:: Figure record extracts ::
____

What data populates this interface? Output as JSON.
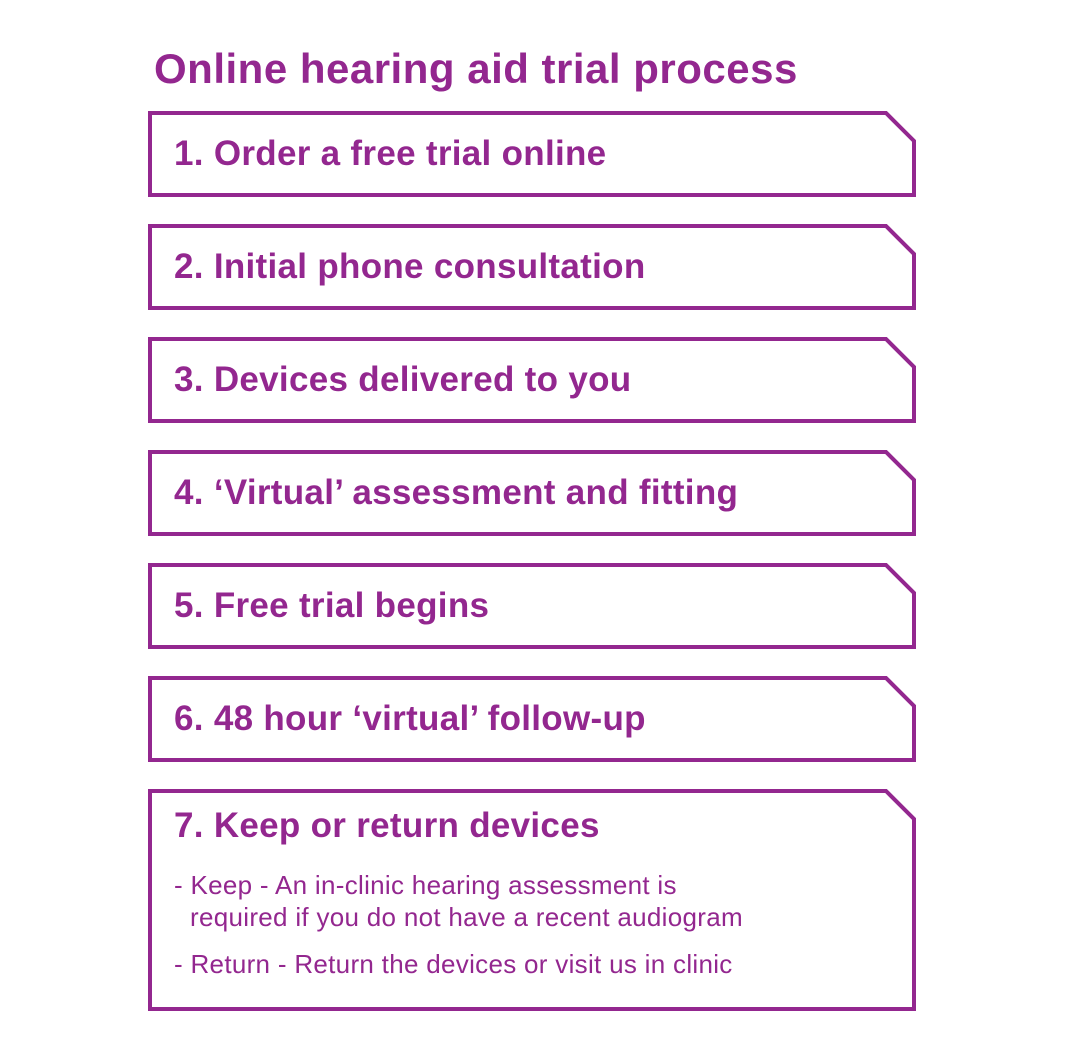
{
  "colors": {
    "accent": "#93278F",
    "background": "#FFFFFF"
  },
  "header": {
    "title": "Online hearing aid trial process"
  },
  "steps": [
    {
      "label": "1. Order a free trial online"
    },
    {
      "label": "2. Initial phone consultation"
    },
    {
      "label": "3. Devices delivered to you"
    },
    {
      "label": "4. ‘Virtual’ assessment and fitting"
    },
    {
      "label": "5. Free trial begins"
    },
    {
      "label": "6. 48 hour ‘virtual’ follow-up"
    },
    {
      "label": "7. Keep or return devices",
      "bullets": [
        "- Keep - An in-clinic hearing assessment is required if you do not have a recent audiogram",
        "- Return - Return the devices or visit us in clinic"
      ]
    }
  ]
}
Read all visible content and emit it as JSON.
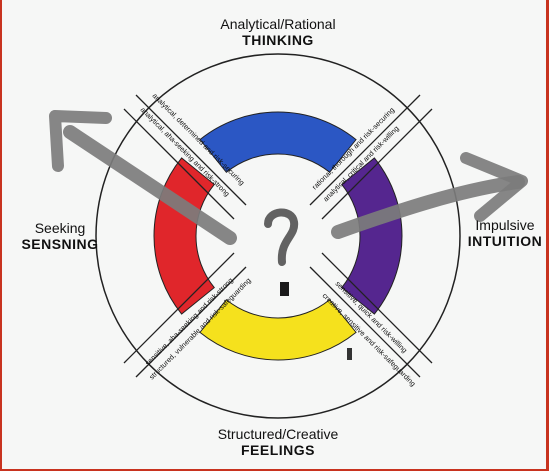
{
  "top": {
    "sub": "Analytical/Rational",
    "main": "THINKING"
  },
  "left": {
    "sub": "Seeking",
    "main": "SENSNING"
  },
  "right": {
    "sub": "Impulsive",
    "main": "INTUITION"
  },
  "bottom": {
    "sub": "Structured/Creative",
    "main": "FEELINGS"
  },
  "diagonals": {
    "tl_outer": "analytical, determined and risk-securing",
    "tl_inner": "analytical, aha-seeking and risk-strong",
    "tr_outer": "rational, thorough and risk-securing",
    "tr_inner": "analytical, critical and risk-willing",
    "bl_outer": "sensitive, aha-seeking and risk-strong",
    "bl_inner": "structured, vulnerable and risk-safeguarding",
    "br_outer": "sensitive, quick and risk-willing",
    "br_inner": "creative, sensitive and risk-safeguarding"
  },
  "center_mark": "?",
  "colors": {
    "thinking": "#2b57c4",
    "intuition": "#55268f",
    "feelings": "#f5e11d",
    "sensing": "#e0262b",
    "arrow": "#7c7c7c"
  }
}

____

:: WORK REQUIRED ::
Copy out the data above exactly, except the pictures.

:: REPLY ::
What data populates this interface? Output as JSON.
{
  "colors": {
    "accent": "#93278F",
    "background": "#FFFFFF"
  },
  "header": {
    "title": "Online hearing aid trial process"
  },
  "steps": [
    {
      "label": "1. Order a free trial online"
    },
    {
      "label": "2. Initial phone consultation"
    },
    {
      "label": "3. Devices delivered to you"
    },
    {
      "label": "4. ‘Virtual’ assessment and fitting"
    },
    {
      "label": "5. Free trial begins"
    },
    {
      "label": "6. 48 hour ‘virtual’ follow-up"
    },
    {
      "label": "7. Keep or return devices",
      "bullets": [
        "- Keep - An in-clinic hearing assessment is required if you do not have a recent audiogram",
        "- Return - Return the devices or visit us in clinic"
      ]
    }
  ]
}
Read all visible content and emit it as JSON.
{
  "top": {
    "sub": "Analytical/Rational",
    "main": "THINKING"
  },
  "left": {
    "sub": "Seeking",
    "main": "SENSNING"
  },
  "right": {
    "sub": "Impulsive",
    "main": "INTUITION"
  },
  "bottom": {
    "sub": "Structured/Creative",
    "main": "FEELINGS"
  },
  "diagonals": {
    "tl_outer": "analytical, determined and risk-securing",
    "tl_inner": "analytical, aha-seeking and risk-strong",
    "tr_outer": "rational, thorough and risk-securing",
    "tr_inner": "analytical, critical and risk-willing",
    "bl_outer": "sensitive, aha-seeking and risk-strong",
    "bl_inner": "structured, vulnerable and risk-safeguarding",
    "br_outer": "sensitive, quick and risk-willing",
    "br_inner": "creative, sensitive and risk-safeguarding"
  },
  "center_mark": "?",
  "colors": {
    "thinking": "#2b57c4",
    "intuition": "#55268f",
    "feelings": "#f5e11d",
    "sensing": "#e0262b",
    "arrow": "#7c7c7c"
  }
}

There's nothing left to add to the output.